Dataset excerpts
BEGIN
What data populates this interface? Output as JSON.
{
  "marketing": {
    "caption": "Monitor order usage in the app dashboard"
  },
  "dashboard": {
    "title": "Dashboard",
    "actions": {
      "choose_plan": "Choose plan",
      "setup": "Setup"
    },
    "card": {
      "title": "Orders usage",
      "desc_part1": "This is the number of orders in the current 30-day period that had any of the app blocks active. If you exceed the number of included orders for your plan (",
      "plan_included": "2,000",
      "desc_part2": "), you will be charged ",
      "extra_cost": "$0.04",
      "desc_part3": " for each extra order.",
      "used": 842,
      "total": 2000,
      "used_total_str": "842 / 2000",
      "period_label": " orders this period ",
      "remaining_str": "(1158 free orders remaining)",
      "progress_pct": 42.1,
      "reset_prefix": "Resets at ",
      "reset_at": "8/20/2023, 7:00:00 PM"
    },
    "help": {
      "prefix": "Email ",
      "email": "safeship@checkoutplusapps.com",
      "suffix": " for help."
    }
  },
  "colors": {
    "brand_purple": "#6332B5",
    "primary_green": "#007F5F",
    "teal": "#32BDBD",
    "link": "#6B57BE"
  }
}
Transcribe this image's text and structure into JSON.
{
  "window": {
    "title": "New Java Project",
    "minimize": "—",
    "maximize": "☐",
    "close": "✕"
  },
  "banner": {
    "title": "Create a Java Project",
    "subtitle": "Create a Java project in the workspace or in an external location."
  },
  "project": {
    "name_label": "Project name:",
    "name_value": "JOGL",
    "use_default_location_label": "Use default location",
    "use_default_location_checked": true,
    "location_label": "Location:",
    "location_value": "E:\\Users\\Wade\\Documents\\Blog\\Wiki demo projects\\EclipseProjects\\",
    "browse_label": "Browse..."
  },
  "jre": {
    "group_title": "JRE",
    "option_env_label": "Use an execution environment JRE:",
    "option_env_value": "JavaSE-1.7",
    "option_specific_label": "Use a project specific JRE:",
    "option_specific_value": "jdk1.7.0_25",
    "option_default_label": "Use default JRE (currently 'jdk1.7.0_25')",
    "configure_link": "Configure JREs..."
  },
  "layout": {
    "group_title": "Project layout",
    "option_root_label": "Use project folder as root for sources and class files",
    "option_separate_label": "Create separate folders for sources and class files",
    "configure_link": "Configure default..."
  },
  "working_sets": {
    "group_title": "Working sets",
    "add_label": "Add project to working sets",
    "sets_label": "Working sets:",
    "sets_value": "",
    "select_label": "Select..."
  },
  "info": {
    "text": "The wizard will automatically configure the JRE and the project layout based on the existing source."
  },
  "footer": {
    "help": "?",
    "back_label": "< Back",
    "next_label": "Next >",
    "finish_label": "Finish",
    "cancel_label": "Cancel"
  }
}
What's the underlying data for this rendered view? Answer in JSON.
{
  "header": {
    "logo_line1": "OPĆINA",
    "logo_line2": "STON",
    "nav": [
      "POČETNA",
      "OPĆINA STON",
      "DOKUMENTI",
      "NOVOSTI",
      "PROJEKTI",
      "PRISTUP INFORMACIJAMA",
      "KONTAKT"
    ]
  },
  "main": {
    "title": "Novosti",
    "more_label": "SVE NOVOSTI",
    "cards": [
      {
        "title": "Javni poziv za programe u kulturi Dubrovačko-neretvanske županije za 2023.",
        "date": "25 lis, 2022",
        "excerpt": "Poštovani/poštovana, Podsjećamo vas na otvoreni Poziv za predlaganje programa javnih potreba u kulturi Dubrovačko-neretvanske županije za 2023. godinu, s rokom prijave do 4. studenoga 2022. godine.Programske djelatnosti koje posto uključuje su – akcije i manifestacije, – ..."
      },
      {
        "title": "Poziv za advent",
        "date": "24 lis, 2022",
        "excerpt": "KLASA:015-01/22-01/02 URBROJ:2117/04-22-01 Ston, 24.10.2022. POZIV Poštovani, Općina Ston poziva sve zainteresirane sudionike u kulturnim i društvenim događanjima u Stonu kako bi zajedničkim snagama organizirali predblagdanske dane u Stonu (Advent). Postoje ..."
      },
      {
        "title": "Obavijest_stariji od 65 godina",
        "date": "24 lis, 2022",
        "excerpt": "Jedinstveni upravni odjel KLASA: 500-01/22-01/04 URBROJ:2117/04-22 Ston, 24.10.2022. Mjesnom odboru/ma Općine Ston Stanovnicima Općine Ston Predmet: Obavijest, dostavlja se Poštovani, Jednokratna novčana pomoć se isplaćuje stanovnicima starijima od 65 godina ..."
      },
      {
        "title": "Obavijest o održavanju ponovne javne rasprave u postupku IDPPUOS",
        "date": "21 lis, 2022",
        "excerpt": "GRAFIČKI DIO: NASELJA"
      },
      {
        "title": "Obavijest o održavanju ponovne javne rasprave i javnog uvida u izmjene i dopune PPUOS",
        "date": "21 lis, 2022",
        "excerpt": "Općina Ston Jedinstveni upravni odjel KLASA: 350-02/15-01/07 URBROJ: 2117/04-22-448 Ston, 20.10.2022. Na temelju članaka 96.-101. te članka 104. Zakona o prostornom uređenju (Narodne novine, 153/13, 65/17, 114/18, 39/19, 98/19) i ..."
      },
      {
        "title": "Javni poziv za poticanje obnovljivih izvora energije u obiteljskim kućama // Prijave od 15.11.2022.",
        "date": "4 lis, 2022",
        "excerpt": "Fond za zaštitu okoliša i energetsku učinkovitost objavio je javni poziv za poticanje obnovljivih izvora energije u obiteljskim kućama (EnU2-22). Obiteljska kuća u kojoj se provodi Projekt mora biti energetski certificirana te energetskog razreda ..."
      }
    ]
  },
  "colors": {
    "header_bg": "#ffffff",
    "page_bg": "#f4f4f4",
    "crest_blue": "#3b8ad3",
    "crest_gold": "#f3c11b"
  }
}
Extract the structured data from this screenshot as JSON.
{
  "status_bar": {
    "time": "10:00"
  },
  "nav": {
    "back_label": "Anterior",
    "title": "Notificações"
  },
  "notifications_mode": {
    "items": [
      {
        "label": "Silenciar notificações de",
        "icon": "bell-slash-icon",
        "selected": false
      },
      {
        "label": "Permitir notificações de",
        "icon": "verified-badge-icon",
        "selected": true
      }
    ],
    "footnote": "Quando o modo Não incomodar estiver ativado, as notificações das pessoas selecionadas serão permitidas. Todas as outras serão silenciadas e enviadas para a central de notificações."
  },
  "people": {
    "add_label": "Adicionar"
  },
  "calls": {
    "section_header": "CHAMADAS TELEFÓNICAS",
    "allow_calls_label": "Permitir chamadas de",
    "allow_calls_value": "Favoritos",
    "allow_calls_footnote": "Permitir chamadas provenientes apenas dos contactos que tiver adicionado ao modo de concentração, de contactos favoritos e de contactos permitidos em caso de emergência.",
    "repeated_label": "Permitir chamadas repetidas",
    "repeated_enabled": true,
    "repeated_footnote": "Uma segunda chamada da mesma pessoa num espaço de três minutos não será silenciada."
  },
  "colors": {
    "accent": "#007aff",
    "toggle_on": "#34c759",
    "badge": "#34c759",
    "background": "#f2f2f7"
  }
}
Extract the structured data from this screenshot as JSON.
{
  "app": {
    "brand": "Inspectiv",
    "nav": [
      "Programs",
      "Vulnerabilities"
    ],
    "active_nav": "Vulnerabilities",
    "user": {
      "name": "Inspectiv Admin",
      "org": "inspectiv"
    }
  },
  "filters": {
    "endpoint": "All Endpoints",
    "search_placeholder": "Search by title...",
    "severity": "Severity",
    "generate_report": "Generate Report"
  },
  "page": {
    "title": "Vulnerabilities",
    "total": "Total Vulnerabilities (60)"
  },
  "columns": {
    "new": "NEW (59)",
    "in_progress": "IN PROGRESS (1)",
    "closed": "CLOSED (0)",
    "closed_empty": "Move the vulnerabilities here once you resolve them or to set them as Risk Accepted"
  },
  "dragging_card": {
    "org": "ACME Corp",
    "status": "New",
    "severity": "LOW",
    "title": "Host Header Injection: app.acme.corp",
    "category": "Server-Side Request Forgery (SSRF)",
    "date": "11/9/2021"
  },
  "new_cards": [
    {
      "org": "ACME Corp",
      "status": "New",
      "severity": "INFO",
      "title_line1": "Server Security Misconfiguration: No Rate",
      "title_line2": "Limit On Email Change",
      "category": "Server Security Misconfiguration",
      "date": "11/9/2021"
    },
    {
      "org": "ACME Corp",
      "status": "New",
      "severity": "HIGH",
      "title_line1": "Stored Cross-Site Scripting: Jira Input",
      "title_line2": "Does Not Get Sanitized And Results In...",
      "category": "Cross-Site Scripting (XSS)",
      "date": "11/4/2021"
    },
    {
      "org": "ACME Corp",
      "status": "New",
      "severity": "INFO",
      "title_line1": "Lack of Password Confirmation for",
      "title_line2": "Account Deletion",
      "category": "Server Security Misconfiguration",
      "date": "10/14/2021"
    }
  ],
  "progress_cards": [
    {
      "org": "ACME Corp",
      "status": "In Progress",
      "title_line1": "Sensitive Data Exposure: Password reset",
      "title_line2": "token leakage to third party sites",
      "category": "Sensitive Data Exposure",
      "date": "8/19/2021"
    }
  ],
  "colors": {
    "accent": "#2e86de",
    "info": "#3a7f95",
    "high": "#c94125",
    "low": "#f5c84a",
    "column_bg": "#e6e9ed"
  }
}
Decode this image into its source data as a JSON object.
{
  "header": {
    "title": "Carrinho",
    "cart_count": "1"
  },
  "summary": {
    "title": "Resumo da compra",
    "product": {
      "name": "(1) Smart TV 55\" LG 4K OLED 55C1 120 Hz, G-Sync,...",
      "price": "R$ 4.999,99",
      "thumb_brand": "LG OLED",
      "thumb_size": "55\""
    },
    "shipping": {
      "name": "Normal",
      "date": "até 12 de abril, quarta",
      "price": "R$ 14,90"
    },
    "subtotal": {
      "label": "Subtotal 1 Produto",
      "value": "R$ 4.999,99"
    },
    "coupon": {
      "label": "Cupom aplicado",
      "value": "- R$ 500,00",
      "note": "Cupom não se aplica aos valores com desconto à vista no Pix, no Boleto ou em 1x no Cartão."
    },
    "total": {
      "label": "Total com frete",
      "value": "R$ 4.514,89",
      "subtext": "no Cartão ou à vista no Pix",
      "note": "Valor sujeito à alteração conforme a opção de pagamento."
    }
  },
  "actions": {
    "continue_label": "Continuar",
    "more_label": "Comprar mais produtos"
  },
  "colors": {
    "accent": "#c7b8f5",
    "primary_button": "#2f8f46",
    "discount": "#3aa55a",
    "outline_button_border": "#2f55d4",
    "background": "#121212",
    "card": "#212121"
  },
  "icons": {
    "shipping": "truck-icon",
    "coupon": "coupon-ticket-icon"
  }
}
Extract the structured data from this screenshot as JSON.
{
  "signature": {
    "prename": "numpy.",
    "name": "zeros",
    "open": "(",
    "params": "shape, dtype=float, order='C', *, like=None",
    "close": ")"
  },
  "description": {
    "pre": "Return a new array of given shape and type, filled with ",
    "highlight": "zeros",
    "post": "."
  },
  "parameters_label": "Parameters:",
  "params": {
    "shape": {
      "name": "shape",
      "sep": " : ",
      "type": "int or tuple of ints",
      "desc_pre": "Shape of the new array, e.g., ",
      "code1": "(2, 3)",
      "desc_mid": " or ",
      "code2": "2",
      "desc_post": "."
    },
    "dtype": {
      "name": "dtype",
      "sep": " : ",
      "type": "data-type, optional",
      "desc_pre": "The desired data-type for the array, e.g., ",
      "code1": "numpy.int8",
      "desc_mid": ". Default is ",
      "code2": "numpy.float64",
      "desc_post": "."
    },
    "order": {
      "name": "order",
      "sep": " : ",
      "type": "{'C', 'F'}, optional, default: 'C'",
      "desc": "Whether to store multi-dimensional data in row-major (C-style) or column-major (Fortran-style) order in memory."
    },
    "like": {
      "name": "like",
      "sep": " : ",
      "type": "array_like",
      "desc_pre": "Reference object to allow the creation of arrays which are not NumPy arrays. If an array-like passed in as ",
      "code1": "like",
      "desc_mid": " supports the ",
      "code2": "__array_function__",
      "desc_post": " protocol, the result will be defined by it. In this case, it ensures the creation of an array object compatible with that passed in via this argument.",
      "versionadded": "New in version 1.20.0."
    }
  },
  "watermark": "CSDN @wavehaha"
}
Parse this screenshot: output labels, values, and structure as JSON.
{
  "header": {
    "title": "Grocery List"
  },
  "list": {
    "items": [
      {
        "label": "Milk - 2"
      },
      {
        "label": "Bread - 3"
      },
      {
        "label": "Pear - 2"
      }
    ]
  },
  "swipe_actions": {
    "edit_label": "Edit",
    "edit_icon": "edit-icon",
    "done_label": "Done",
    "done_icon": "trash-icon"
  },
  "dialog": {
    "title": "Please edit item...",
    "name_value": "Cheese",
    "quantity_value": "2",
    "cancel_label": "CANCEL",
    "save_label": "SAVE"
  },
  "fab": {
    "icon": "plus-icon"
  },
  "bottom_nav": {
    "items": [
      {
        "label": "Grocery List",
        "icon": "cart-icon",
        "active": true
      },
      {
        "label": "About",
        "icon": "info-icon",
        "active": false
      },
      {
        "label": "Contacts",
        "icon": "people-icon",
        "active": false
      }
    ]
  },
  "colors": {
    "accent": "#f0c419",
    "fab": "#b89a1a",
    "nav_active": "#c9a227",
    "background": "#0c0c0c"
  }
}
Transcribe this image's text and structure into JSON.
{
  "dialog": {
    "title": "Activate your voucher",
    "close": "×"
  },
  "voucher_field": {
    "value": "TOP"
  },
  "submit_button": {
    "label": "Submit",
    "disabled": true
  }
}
END
• PROBLEM REQUIREMENTS
Find each line holding "Password". Copy it out.

• RESULT OF THIS EXERCISE
      "title_line1": "Lack of Password Confirmation for",
      "title_line1": "Sensitive Data Exposure: Password reset",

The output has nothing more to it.